(Raw records)
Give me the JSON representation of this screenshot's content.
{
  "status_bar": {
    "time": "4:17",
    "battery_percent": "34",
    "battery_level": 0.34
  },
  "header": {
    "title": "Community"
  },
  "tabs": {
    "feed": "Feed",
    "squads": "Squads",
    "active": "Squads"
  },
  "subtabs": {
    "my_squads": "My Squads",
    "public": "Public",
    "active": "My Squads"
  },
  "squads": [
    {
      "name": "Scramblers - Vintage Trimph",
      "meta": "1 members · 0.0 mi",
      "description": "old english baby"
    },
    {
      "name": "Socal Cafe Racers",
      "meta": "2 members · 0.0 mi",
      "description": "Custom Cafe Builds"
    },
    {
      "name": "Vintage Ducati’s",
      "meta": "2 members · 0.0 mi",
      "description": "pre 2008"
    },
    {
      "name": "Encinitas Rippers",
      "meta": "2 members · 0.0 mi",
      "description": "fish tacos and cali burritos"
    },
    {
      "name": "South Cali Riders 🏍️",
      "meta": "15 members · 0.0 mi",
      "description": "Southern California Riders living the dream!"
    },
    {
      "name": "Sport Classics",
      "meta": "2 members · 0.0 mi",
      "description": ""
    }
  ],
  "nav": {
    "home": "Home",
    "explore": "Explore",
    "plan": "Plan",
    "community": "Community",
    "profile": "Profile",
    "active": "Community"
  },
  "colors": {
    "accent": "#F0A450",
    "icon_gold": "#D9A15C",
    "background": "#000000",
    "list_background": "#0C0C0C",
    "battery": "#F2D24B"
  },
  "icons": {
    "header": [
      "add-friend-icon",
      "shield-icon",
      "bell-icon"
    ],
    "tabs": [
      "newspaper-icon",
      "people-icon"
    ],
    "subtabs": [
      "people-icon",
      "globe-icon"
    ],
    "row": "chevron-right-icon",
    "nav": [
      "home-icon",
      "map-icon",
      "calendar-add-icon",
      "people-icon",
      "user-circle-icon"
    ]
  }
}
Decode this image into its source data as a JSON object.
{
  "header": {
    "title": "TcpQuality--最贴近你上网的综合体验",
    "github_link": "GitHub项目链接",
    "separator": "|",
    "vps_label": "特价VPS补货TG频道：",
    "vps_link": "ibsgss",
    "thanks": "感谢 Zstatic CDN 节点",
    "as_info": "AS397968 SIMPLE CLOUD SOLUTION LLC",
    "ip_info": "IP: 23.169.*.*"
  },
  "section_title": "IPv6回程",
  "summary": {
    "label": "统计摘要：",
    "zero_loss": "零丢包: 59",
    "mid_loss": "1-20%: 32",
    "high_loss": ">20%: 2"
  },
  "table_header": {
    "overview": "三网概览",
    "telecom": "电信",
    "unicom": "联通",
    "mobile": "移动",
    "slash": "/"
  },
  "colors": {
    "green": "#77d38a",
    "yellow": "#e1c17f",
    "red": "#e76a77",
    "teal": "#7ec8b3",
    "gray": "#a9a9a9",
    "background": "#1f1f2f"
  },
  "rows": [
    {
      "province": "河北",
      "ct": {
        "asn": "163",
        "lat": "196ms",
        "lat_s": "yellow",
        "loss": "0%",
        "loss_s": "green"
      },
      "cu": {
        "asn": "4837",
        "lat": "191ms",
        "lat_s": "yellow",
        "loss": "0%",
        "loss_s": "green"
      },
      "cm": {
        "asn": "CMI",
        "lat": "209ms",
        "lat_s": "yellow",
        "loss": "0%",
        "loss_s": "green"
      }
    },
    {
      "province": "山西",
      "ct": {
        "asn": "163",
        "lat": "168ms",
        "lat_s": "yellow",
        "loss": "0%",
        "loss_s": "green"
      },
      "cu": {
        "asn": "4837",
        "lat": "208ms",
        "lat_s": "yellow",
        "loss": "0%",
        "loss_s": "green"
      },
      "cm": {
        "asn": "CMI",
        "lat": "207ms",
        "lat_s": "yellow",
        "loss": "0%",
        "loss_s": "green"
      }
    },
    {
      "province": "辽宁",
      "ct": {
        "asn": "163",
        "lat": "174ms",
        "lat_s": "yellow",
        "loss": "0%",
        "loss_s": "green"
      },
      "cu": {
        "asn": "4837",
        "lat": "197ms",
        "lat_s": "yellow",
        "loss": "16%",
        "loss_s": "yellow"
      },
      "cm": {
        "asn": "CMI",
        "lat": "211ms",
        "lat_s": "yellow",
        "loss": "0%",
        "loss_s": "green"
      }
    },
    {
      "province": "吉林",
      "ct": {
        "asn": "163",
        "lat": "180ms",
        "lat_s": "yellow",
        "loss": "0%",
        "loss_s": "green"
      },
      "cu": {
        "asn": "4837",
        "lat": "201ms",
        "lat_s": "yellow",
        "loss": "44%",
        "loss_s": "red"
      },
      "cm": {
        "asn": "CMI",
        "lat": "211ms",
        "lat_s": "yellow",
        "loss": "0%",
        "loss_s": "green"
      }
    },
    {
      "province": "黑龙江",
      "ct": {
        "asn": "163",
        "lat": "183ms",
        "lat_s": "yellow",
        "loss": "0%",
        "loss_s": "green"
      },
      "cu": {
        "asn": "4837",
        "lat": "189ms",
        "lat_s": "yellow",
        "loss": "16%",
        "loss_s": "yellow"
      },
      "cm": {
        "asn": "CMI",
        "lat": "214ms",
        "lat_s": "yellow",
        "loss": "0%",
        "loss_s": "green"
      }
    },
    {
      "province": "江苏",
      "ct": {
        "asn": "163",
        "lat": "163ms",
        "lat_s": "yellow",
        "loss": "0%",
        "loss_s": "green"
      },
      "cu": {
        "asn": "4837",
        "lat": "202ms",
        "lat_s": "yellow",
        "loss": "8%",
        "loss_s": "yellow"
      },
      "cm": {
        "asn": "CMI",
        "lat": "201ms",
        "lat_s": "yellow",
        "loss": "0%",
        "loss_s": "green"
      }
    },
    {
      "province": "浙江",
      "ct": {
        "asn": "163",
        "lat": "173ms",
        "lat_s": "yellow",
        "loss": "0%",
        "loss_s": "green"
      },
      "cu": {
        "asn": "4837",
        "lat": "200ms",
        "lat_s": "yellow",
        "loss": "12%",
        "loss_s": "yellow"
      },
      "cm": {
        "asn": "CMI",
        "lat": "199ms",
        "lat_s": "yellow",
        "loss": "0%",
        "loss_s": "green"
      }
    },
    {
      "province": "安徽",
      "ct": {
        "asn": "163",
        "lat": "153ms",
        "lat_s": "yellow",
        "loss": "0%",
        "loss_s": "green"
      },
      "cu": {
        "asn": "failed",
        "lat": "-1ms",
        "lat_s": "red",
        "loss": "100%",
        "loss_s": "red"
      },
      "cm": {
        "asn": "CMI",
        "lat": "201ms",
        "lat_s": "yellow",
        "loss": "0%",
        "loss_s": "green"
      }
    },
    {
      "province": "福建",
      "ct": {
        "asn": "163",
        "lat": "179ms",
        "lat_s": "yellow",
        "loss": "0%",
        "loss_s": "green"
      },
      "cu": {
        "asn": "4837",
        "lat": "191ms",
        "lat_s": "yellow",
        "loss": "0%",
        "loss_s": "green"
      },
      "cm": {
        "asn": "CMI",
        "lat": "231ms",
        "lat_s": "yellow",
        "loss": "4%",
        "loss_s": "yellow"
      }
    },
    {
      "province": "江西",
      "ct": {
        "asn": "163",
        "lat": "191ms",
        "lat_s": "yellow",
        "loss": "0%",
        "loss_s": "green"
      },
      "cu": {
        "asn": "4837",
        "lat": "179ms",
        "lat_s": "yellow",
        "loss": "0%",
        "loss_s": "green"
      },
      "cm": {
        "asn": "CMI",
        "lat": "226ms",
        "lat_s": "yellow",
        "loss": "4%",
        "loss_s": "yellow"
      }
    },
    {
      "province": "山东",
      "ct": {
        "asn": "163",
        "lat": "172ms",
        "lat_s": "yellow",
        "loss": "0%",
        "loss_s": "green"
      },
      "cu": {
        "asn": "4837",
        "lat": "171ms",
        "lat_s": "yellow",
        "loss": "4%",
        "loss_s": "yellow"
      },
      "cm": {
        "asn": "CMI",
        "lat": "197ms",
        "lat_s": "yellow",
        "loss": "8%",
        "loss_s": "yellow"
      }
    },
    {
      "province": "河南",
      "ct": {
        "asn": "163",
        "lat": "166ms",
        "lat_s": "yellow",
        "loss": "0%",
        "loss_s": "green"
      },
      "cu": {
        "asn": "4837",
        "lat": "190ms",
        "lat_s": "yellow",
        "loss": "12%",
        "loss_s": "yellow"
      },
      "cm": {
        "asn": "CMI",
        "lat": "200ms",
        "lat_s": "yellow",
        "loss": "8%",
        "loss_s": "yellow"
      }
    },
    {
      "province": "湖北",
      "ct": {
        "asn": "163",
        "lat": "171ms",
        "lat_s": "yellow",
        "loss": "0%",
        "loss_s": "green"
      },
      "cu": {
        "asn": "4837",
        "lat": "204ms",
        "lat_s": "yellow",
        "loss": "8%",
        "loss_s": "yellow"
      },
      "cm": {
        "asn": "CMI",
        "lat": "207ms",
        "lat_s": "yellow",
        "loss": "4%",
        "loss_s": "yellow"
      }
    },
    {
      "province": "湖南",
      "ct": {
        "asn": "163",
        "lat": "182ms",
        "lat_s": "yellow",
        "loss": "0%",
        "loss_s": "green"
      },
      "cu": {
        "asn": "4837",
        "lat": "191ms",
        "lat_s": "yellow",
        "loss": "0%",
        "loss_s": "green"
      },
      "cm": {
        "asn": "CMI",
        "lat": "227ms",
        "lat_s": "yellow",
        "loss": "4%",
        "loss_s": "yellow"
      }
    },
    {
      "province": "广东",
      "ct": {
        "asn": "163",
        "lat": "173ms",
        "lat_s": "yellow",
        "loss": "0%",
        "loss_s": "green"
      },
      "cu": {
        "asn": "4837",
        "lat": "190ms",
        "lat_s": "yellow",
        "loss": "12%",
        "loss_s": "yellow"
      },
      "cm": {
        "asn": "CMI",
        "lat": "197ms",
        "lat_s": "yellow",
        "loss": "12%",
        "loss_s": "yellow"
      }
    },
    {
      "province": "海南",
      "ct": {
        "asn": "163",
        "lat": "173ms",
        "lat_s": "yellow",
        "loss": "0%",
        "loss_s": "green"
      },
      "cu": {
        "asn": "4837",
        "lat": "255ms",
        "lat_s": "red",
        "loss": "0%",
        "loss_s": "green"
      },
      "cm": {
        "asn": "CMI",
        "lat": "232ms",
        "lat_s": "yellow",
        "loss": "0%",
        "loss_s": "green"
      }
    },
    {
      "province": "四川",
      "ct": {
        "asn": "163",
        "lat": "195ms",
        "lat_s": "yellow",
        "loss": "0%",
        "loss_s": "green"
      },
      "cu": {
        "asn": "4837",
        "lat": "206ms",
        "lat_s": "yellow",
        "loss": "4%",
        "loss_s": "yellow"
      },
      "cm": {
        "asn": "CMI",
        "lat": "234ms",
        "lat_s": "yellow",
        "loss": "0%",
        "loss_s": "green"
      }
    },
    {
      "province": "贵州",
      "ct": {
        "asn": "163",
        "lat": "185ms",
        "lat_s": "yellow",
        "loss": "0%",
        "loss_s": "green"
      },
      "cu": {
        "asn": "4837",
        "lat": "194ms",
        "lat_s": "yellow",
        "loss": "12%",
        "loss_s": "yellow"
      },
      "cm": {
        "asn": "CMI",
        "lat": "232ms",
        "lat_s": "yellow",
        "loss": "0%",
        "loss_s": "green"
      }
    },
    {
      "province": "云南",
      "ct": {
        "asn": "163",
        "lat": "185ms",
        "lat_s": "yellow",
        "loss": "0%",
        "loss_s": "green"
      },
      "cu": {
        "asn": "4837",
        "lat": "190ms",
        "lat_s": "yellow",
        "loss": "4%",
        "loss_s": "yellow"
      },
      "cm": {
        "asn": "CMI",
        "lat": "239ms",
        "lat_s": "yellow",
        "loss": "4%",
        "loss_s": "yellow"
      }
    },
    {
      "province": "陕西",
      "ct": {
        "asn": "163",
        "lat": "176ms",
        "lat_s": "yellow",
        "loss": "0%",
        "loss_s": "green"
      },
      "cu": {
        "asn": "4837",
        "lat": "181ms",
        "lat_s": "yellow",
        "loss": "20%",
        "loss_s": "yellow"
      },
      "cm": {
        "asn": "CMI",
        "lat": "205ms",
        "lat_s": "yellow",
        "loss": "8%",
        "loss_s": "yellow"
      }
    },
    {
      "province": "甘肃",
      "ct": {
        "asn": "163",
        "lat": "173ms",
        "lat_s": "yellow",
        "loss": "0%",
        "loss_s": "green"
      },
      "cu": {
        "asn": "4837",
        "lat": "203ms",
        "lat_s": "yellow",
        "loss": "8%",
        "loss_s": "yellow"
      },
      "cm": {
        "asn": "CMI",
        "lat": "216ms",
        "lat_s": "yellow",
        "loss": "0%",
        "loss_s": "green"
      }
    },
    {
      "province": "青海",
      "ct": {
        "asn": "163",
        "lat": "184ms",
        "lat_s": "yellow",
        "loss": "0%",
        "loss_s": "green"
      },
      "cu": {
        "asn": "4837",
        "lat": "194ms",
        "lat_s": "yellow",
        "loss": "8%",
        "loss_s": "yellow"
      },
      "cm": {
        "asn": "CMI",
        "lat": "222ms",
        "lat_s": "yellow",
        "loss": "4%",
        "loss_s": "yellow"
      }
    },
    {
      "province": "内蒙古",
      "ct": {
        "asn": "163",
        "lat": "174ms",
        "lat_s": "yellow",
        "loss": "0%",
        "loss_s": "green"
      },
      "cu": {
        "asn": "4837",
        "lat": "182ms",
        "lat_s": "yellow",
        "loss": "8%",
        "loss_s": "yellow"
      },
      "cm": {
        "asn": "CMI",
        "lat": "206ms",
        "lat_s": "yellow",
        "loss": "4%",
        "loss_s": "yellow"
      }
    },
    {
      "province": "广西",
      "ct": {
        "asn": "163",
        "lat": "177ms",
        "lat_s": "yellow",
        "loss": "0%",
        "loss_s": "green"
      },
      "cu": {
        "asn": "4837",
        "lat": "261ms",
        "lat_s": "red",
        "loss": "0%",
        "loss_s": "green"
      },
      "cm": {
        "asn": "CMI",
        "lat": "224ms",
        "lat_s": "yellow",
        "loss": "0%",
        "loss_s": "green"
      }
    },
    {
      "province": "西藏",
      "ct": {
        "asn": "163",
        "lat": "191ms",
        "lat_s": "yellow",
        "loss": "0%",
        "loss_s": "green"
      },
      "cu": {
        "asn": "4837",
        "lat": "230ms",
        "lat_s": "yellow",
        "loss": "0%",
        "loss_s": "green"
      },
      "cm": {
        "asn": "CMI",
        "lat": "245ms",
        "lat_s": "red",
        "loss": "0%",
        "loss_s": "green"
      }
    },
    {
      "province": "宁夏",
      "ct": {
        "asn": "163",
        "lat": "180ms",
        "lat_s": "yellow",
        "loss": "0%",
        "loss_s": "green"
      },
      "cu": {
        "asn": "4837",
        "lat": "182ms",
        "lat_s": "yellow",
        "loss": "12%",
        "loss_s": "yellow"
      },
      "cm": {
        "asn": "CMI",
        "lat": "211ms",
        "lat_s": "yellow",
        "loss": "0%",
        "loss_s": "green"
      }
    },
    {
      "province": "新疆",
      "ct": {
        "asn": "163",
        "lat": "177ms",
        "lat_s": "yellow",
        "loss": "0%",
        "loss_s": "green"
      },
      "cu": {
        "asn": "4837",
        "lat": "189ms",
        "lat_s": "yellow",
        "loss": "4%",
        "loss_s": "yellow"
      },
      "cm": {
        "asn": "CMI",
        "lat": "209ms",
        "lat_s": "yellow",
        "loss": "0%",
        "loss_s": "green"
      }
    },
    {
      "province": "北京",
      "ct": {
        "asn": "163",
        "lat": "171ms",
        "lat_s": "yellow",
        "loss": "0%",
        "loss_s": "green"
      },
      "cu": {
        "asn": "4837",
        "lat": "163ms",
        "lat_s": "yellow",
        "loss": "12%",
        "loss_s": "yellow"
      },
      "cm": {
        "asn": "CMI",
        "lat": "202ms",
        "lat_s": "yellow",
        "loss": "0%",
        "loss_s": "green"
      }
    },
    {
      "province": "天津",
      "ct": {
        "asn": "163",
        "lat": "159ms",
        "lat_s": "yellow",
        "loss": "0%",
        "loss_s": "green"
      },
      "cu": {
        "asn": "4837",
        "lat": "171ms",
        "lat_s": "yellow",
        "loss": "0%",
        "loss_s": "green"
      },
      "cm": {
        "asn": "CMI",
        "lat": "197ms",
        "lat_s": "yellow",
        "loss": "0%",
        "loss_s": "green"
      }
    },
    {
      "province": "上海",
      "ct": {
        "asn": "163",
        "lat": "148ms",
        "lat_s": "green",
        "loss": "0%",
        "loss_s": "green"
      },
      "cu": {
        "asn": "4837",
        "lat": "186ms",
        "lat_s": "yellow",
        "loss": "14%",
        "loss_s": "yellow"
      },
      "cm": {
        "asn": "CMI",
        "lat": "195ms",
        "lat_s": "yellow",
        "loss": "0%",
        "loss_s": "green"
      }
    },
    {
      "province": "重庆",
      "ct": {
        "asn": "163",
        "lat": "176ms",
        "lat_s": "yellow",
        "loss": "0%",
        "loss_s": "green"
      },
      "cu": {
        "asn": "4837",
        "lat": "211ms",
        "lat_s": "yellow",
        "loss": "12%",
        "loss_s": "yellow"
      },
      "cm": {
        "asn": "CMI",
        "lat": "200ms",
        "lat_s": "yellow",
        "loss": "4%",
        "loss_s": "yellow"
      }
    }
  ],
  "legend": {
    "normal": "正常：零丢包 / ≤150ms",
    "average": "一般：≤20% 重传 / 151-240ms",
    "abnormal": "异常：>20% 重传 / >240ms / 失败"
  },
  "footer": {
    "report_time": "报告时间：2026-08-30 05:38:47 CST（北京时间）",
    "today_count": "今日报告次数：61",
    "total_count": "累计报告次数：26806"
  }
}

• _Do this_:
Pick out each line containing the string "Cafe" and copy it.

• _The completed task_:
      "name": "Socal Cafe Racers",
      "description": "Custom Cafe Builds"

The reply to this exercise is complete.